WHAT IS ASKED:
**a.** Retype the passage of the Blacksmif interview starting with "And, more recently, he" and going on through "their Remix EP.".
**b.** According to the Blacksmif interview, in what sense is the producer a blacksmith? Answer in one to three sentences.

-- start of SOURCE DOCUMENT --

Blacksmif DJ Producer XWHY

Blacksmif – Jazzy Utopian Dreams

Blacksmif talks to XWHY about Frontin’ samples, being a male bridesmaid and what he’d do to Kim Kardashian, given half the chance…

East London producer and DJ Yemi Olagbaiye, a.k.a. Blacksmif, is a grower. That’s not an innuendo. We mean it only in the sense that his influence, which has already extended it’s tentacles to reach the likes of Boiler Room, Gilles Peterson, i-D Magazine and beyond, is set to get bigger and bigger. He’s no flash in the pan.

He’s released EPs with the likes of Hypercolours sister label Space Hardware and purveyors of electronica Blah Blah Blah Records. He’s performed at Glade festival and Dimensions in Croatia, alongside the likes of Little Dragon, Four Tet, Mount Kimbie and Joy Orbison.

And, more recently, he was asked by one of our current faves, Nashville trio BASECAMP, to rework their beautiful, eerily minimalist track ‘Emmanuel’, for their Remix EP.


His appeal probably lies somewhere in the fact he does what he says on the tin. He’s a blacksmith in the sense that he cleverly melds together a variety of music, ranging from jazz, through to minimalist house, with a smattering of detailed percussive riffs. Oh, and it helps that he’s pretty funny. Don’t believe us? Read on…

You began your Boiler Room set with a jazzy Frontin’ sample…was that Jamie Cullum?! Where did that come from…?

Haha! You wouldn’t believe how many times i’ve been asked that! It’s Lee Webster – “FRNTN”. Great bootleg of such a great song. I’m glad I’ve been able to help him draw attention to it – especially given how prestigious and revered the Boiler Room platform has become over the last however many years.

Blacksmif Boiler Room XWHY magazine

What made you decide to give music a real go?

It’s hard to say. I think first and foremost is recognition – obviously. I say obviously because sometimes (even to this day) it’s hard to know how anything is going to be received. Sometimes you don’t know if you’re barking up the right tree, or kidding yourself into thinking you’ve got talent that just isn’t there.

You know, like a really entertaining X-Factor contestant in those hilarious entry-round stages on telly.

I think my first proper leg-up was garnering some support via Throwing Snow. He wanted to open a mix he was doing for some online magazine with a throwaway track I’d put up on my Soundcloud (‘M.A.N.D.Y.’).


The track, which later made it onto my debut EP, was featured as one of Mixmag’s Top 10 tunes of the month (alongside Disclosure, Jessie Ware, Usher) and attracted recognition from the likes of Mary Anne Hobbs, Rob Da Bank, Four Tet and more. I think it was then that I knew maybe I could give it a bit more than just a try…

Who is the DJ’s dj?

I dunno. I don’t wanna give an answer that necessarily defines who ‘everyone’ looks up to at the moment, as I’d like to think everyone’s different. I went to uni with Ben UFO (as well as the other Hessle Audio boys – Pearson Sound and Pangaea) and I’ve been avidly following the blossoming of his DJing career. He’s a real talent and takes pride in his work, which I admire. His BBC Radio 1 Essential Mix is off the chain.

If we made you choose: Would you rather be a global punchline, but undeniably successful (like Drake), or a rated, but anonymous (like Jaguar Skills)?

-- end of SOURCE DOCUMENT --
-- start of RECORDS SUPPLIED --

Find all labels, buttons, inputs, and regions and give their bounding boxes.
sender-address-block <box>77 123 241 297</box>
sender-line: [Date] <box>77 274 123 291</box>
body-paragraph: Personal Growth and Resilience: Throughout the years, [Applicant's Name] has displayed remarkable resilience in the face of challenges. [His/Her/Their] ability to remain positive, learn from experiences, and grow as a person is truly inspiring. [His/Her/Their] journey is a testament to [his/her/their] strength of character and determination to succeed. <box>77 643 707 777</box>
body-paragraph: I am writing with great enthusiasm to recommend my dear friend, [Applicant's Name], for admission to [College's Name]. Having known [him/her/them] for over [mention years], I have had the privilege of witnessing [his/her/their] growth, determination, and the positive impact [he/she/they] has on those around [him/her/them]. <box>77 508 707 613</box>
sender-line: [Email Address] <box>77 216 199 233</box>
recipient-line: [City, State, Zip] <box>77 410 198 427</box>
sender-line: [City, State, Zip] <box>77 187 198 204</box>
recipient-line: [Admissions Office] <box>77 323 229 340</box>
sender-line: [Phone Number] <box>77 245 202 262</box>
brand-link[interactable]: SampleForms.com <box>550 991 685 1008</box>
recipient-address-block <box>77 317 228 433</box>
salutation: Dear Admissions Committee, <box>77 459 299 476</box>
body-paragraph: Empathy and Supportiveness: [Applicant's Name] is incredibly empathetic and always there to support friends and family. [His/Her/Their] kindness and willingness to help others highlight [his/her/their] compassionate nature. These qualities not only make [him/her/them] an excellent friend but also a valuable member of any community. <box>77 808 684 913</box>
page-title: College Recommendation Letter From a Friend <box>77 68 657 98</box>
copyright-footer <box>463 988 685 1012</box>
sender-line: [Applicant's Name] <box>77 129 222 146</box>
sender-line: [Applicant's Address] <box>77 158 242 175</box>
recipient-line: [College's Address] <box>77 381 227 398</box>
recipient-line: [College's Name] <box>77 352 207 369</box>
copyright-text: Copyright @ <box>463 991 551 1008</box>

-- end of RECORDS SUPPLIED --

REPLIES:
**a.**
And, more recently, he was asked by one of our current faves, Nashville trio BASECAMP, to rework their beautiful, eerily minimalist track ‘Emmanuel’, for their Remix EP.

**b.** He is a blacksmith in the sense that he cleverly melds together a variety of music, ranging from jazz through to minimalist house, with a smattering of detailed percussive riffs.